_What you need to do_. Keep only the lines that hold the string "enfant", filtering out the rest of the entries below.

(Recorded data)

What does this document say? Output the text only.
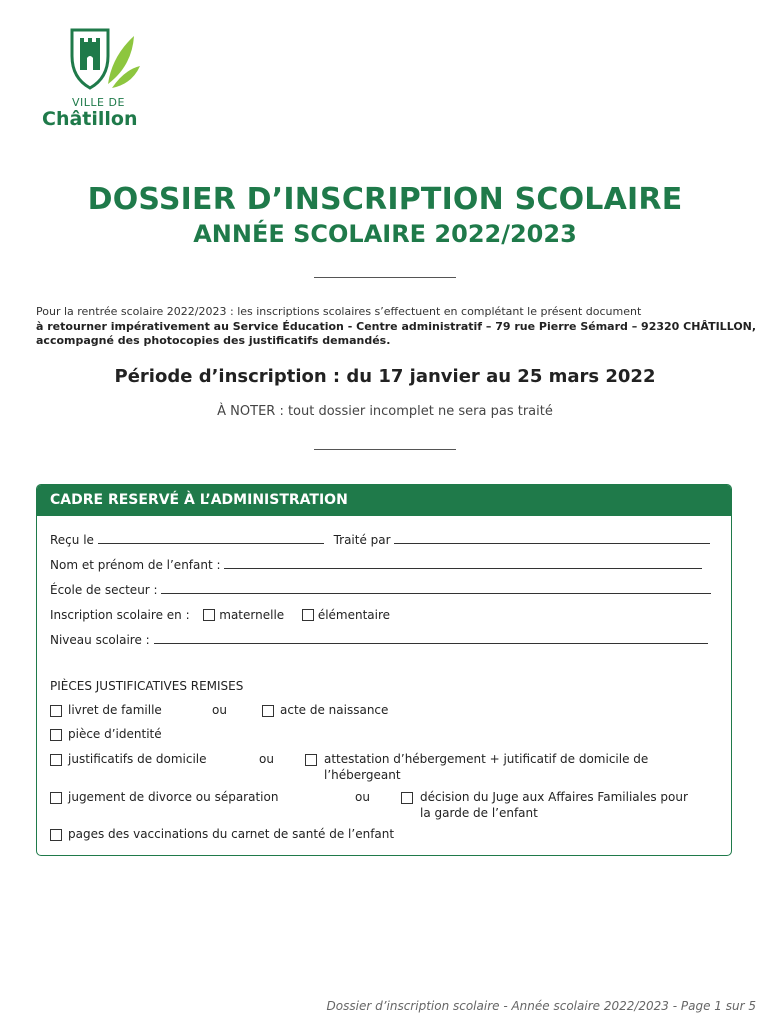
VILLE DE
Châtillon
DOSSIER D’INSCRIPTION SCOLAIRE
ANNÉE SCOLAIRE 2022/2023
Pour la rentrée scolaire 2022/2023 : les inscriptions scolaires s’effectuent en complétant le présent document
à retourner impérativement au Service Éducation - Centre administratif – 79 rue Pierre Sémard – 92320 CHÂTILLON,
accompagné des photocopies des justificatifs demandés.
Période d’inscription : du 17 janvier au 25 mars 2022
À NOTER : tout dossier incomplet ne sera pas traité
CADRE RESERVÉ À L’ADMINISTRATION
Reçu le	Traité par
Nom et prénom de l’enfant :
École de secteur :
Inscription scolaire en : maternelle	élémentaire
Niveau scolaire :
PIÈCES JUSTIFICATIVES REMISES
livret de famille	ou	acte de naissance
pièce d’identité
justificatifs de domicile	ou	attestation d’hébergement + jutificatif de domicile de
l’hébergeant
jugement de divorce ou séparation	ou	décision du Juge aux Affaires Familiales pour
la garde de l’enfant
pages des vaccinations du carnet de santé de l’enfant
Dossier d’inscription scolaire - Année scolaire 2022/2023 - Page 1 sur 5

_Solution to the problem_.
Nom et prénom de l’enfant :
la garde de l’enfant
pages des vaccinations du carnet de santé de l’enfant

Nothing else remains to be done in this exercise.